(Source data)
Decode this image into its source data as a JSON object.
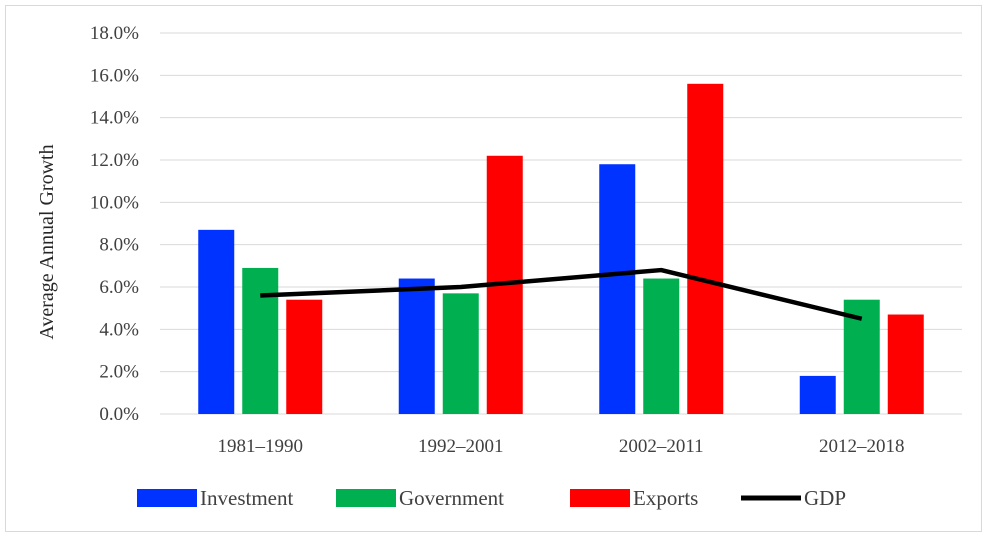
{
  "chart_data": {
    "type": "bar",
    "title": "",
    "xlabel": "",
    "ylabel": "Average Annual Growth",
    "categories": [
      "1981–1990",
      "1992–2001",
      "2002–2011",
      "2012–2018"
    ],
    "yticks": [
      "0.0%",
      "2.0%",
      "4.0%",
      "6.0%",
      "8.0%",
      "10.0%",
      "12.0%",
      "14.0%",
      "16.0%",
      "18.0%"
    ],
    "ylim": [
      0,
      18
    ],
    "grid": true,
    "legend_position": "bottom",
    "series": [
      {
        "name": "Investment",
        "kind": "bar",
        "color": "#0033ff",
        "values": [
          8.7,
          6.4,
          11.8,
          1.8
        ]
      },
      {
        "name": "Government",
        "kind": "bar",
        "color": "#00b050",
        "values": [
          6.9,
          5.7,
          6.4,
          5.4
        ]
      },
      {
        "name": "Exports",
        "kind": "bar",
        "color": "#ff0000",
        "values": [
          5.4,
          12.2,
          15.6,
          4.7
        ]
      },
      {
        "name": "GDP",
        "kind": "line",
        "color": "#000000",
        "values": [
          5.6,
          6.0,
          6.8,
          4.5
        ]
      }
    ]
  }
}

What needs to be done
Repeat the records above exactly, leaving out the pictures.

Solution to this task
Decode this image into its source data as a JSON object.
{
  "chart_data": {
    "type": "bar",
    "title": "",
    "xlabel": "",
    "ylabel": "Average Annual Growth",
    "categories": [
      "1981–1990",
      "1992–2001",
      "2002–2011",
      "2012–2018"
    ],
    "yticks": [
      "0.0%",
      "2.0%",
      "4.0%",
      "6.0%",
      "8.0%",
      "10.0%",
      "12.0%",
      "14.0%",
      "16.0%",
      "18.0%"
    ],
    "ylim": [
      0,
      18
    ],
    "grid": true,
    "legend_position": "bottom",
    "series": [
      {
        "name": "Investment",
        "kind": "bar",
        "color": "#0033ff",
        "values": [
          8.7,
          6.4,
          11.8,
          1.8
        ]
      },
      {
        "name": "Government",
        "kind": "bar",
        "color": "#00b050",
        "values": [
          6.9,
          5.7,
          6.4,
          5.4
        ]
      },
      {
        "name": "Exports",
        "kind": "bar",
        "color": "#ff0000",
        "values": [
          5.4,
          12.2,
          15.6,
          4.7
        ]
      },
      {
        "name": "GDP",
        "kind": "line",
        "color": "#000000",
        "values": [
          5.6,
          6.0,
          6.8,
          4.5
        ]
      }
    ]
  }
}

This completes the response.